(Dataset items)
[start]

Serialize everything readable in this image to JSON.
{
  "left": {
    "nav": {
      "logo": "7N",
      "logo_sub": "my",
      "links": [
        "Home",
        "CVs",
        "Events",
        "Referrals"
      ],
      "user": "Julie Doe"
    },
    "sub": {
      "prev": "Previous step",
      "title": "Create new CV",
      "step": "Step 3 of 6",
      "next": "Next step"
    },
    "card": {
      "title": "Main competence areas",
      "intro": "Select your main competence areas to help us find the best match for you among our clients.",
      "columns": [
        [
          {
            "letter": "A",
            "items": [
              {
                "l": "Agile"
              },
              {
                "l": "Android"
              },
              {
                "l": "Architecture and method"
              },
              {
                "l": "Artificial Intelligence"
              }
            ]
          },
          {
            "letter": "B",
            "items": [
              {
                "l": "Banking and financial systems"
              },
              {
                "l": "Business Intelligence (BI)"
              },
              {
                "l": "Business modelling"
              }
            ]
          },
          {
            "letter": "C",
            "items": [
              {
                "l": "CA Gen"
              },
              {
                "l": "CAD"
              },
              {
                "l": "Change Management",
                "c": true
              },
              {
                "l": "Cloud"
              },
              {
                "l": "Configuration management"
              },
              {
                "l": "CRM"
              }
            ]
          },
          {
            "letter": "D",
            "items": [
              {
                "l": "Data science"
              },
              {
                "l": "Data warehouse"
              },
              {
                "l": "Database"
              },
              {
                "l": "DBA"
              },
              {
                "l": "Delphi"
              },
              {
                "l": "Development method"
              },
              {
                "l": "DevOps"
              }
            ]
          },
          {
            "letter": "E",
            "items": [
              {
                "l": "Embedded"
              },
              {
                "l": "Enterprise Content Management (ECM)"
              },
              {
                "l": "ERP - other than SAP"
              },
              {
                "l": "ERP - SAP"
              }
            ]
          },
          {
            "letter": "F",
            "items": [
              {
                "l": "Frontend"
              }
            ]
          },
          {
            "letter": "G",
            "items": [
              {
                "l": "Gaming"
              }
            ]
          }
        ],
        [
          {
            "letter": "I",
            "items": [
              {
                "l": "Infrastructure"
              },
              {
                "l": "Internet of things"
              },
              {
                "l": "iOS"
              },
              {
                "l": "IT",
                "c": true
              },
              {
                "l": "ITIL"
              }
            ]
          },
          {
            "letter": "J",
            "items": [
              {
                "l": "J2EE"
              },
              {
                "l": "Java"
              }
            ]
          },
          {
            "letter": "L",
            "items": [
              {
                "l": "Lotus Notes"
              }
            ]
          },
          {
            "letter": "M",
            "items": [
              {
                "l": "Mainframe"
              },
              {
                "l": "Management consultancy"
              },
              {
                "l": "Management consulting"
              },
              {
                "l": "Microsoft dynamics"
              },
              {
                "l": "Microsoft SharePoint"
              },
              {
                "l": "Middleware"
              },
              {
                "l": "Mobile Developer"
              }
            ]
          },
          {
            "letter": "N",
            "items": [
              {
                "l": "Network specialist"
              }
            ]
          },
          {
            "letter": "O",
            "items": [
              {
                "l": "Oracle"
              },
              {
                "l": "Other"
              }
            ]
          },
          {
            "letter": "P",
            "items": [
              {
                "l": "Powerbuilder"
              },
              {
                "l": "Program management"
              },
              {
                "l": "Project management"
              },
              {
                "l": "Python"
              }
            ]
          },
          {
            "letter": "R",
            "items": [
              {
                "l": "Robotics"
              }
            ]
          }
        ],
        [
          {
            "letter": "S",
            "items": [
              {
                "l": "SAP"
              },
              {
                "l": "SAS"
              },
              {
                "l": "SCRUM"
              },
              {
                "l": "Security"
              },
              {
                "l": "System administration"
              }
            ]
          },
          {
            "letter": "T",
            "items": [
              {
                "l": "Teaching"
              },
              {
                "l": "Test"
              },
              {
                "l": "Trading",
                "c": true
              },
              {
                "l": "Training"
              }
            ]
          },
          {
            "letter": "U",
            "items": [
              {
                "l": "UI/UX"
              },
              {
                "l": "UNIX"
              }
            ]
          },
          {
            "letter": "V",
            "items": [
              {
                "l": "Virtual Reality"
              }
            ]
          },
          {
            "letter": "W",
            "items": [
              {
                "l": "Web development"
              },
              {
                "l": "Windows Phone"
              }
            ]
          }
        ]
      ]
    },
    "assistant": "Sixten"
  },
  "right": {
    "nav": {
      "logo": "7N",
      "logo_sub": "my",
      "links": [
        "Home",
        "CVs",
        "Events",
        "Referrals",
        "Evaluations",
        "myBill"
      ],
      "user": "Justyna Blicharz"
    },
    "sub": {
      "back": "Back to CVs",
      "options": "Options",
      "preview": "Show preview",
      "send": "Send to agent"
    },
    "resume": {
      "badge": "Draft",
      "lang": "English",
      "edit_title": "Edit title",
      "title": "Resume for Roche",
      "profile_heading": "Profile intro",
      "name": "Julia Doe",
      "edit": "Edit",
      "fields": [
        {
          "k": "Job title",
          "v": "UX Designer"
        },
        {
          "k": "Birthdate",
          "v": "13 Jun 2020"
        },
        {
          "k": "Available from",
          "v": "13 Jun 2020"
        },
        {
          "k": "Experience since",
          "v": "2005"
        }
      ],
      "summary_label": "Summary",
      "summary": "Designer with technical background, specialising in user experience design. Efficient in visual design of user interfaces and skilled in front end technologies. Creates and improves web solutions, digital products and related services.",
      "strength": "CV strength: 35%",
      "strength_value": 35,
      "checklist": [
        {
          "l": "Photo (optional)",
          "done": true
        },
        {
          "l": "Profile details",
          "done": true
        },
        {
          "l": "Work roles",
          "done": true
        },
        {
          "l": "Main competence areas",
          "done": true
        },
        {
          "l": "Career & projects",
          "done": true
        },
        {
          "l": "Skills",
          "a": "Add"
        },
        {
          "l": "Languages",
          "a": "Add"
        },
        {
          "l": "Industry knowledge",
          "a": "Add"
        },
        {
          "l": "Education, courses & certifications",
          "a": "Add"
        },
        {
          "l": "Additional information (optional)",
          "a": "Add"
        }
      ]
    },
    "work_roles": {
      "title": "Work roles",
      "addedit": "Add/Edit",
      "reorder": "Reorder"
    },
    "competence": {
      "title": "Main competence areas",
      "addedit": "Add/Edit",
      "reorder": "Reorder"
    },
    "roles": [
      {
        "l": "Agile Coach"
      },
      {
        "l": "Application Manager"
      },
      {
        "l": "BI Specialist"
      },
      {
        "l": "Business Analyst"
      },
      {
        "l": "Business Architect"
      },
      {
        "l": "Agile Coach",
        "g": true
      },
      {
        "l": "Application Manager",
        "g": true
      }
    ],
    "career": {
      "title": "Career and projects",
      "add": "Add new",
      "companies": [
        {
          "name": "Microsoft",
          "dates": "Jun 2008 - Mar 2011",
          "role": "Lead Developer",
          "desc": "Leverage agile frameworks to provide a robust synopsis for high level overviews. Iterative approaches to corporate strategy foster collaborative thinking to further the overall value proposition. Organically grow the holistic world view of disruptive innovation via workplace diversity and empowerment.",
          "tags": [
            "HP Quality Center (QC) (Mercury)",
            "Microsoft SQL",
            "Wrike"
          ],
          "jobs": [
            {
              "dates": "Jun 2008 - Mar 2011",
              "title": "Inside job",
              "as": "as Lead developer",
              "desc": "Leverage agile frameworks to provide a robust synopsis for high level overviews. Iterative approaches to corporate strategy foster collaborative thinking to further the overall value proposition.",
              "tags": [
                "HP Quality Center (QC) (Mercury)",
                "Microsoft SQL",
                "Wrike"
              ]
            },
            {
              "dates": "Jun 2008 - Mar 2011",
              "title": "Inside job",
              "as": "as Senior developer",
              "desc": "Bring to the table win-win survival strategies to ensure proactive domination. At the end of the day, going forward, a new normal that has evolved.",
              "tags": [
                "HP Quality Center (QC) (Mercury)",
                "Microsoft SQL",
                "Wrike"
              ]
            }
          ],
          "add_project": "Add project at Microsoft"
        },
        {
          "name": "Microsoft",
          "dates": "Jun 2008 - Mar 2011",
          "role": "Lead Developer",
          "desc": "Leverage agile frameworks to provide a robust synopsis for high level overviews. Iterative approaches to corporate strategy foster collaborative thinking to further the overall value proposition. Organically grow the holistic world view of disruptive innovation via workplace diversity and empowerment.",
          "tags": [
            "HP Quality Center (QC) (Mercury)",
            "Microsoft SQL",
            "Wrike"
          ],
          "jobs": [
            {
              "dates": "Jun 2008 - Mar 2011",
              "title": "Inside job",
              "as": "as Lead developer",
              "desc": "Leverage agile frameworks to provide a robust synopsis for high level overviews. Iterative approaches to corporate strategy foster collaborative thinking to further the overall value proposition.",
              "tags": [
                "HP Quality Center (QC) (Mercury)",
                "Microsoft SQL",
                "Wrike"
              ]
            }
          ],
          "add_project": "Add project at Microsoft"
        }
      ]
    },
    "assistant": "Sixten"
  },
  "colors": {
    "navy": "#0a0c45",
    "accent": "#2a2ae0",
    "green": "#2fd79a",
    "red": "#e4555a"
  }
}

[end]

Return each line among the entries that holds the word "user".

      "user": "Julie Doe"
      "user": "Justyna Blicharz"
      "summary": "Designer with technical background, specialising in user experience design. Efficient in visual design of user interfaces and skilled in front end technologies. Creates and improves web solutions, digital products and related services.",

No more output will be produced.